**What to work on**
1 – In the exchange about slowing AI advances, copy the passage that begins with the words "First, what it" and ends after the words "in Krier's gloss.".
2 – Answer these from the exchange about slowing AI advances:
(a) What one-time change in US per-capita growth does Clancy model?
(b) About what total value does that change reach once the life-expectancy improvement is added?
(c) Whose argument is called the astronomical-waste argument?
3 – Continue the critique of Krier's argument about slowing AI, starting after its last sentence.

**Exercise text**
-- Opening Marker --

Fable Max in incognito:

"What do you think of the quality of the implicit argument against slowing AI advances being made in this post?" "I'd say the argument rests on genuinely sound economics but makes a weak inference from it — and the weakness is structural, not a quibble.

First, what it gets right. The arithmetic checks out: Clancy models a one-time bump in US per-capita growth from 2% to 2.1%, which permanently raises income by about $90 per person; over 25 working years across 340 million Americans that's roughly $765 billion, and adding a proportional improvement in life expectancy valued conservatively gives a total around $1.2 trillion. Level effects persist, and the costs of forgone progress are diffuse and invisible while the harms of deployed technology are vivid — correcting for that asymmetry of salience is a real service, and it's the strongest thing in Krier's gloss.

Worth noting, though: Clancy's piece is a valuation exercise about progress generally — it never mentions AI or pausing anything. The policy application is entirely Krier's, and that's where the trouble starts.

The central problem is that it's a one-sided ledger presented as a conclusion. The case for slowing frontier AI was never "AI has no benefits"; it's that some posited risks are catastrophic and irreversible. An argument that carefully prices the cost of delay and assigns no value at all to risk reduction can't tell you where the evidentiary bar should sit — it's a price tag on one side of a comparison, not the comparison.

Worse for Krier, the compounding logic he's wielding is symmetric and arguably cuts the other way. If you take seriously that value compounds across people and generations — Clancy's whole point — then a permanent catastrophe truncates that entire stream, and the same arithmetic that makes one year's blip worth $1.2 trillion makes even small reductions in the probability of losing everything worth vastly more. This is Bostrom's astronomical-waste argument, and Paul Christiano's version is sharper still: uniformly accelerating progress mostly changes when things happen rather than whether, so long-run value hinges on differential progress (safety relative to capability), not raw speed. The first comment under Clancy's post raises exactly this longtermist objection. And the deepest irony: Clancy himself, in earlier Open Philanthropy work on the returns to science under technological risk, modeled precisely this tradeoff and found the sign of acceleration's value is parameter-dependent — it can flip under plausible assumptions about catastrophic risk. The source's own author treats this as an open modeling question; Krier treats it as a one-way ratchet.

-- Closing Marker --

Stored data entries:
-- Opening Marker --

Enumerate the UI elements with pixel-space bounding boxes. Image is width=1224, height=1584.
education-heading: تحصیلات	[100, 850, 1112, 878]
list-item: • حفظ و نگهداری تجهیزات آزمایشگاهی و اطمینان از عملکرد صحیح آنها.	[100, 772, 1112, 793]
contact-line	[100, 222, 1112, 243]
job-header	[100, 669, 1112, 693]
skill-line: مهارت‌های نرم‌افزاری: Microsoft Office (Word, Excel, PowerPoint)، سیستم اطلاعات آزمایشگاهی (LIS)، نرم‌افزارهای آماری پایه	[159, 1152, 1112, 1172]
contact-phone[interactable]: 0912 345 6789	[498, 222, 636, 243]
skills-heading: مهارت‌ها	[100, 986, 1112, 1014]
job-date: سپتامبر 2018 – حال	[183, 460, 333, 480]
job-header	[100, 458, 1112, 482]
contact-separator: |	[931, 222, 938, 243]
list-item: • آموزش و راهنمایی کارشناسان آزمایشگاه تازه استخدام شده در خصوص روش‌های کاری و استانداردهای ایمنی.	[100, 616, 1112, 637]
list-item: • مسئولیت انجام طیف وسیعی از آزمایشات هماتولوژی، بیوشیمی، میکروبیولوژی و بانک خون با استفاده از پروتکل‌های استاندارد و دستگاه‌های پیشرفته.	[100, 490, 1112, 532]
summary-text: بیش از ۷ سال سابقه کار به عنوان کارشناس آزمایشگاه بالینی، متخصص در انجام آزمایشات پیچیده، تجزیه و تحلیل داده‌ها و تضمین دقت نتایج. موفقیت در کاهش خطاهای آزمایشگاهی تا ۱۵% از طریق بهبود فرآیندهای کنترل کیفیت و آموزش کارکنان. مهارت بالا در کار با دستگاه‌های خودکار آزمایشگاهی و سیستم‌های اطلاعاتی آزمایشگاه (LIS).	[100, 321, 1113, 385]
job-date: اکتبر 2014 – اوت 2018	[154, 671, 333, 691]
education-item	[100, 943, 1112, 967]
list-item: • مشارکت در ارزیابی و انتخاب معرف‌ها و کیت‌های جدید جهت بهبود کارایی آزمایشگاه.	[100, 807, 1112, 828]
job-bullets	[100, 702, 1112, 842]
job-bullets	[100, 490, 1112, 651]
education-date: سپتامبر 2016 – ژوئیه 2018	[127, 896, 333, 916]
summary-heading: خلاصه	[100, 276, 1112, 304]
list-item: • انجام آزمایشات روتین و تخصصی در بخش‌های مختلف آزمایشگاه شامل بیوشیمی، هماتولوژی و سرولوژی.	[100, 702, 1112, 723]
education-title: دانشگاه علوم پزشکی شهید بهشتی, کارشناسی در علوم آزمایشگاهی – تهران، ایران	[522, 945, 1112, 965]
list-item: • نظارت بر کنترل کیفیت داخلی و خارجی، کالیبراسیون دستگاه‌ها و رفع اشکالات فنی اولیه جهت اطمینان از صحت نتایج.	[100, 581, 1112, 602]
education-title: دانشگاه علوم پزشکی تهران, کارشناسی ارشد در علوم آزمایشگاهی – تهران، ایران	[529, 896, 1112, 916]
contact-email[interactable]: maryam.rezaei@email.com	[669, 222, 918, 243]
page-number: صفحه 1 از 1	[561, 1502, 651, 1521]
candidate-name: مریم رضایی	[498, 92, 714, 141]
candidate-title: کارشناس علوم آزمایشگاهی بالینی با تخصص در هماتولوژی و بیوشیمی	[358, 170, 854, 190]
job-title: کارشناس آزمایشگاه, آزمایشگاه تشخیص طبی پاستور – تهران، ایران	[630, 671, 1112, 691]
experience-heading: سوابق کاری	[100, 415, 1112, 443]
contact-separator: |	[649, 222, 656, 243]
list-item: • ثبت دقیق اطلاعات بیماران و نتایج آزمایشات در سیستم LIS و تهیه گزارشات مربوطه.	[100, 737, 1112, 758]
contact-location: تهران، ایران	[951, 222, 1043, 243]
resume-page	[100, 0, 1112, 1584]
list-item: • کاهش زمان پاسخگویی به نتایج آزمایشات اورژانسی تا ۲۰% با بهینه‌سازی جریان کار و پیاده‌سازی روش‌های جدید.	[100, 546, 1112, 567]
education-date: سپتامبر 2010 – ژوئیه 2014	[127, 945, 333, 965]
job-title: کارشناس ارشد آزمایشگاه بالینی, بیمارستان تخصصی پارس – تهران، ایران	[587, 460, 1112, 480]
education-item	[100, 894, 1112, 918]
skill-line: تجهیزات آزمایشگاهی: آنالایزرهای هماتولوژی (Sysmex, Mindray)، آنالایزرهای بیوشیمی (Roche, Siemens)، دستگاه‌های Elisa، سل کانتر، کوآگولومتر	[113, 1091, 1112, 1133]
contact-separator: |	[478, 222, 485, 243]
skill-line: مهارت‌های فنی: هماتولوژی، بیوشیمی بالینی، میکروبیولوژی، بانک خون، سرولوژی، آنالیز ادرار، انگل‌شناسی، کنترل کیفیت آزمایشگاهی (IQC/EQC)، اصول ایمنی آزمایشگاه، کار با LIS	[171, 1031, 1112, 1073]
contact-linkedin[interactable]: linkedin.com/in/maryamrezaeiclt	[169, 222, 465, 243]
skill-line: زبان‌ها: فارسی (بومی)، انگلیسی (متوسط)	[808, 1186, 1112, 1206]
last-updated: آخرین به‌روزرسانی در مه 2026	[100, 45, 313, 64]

-- Closing Marker --

**Response list**
1 –
First, what it gets right. The arithmetic checks out: Clancy models a one-time bump in US per-capita growth from 2% to 2.1%, which permanently raises income by about $90 per person; over 25 working years across 340 million Americans that's roughly $765 billion, and adding a proportional improvement in life expectancy valued conservatively gives a total around $1.2 trillion. Level effects persist, and the costs of forgone progress are diffuse and invisible while the harms of deployed technology are vivid — correcting for that asymmetry of salience is a real service, and it's the strongest thing in Krier's gloss.

2 –
(a) A rise from 2% to 2.1%.
(b) About $1.2 trillion.
(c) Bostrom's.

3 –
The number itself can also be flipped. $1.2 trillion cumulative over 25 years is about 4% of a single year of US GDP — roughly 0.15% of the period's total output. Societies routinely pay more than that for insurance against far smaller stakes. If frontier AI carries any meaningful probability of multi-trillion-dollar or unrecoverable harm, and a year of slack buys real risk reduction, that price is cheap. Whether slowing actually buys risk reduction — versus creating compute overhangs, ceding ground to less careful actors, worsening race dynamics — is the genuine crux. But that's an argument the post never makes; "a trillion" only sounds decisive before you divide it by anything.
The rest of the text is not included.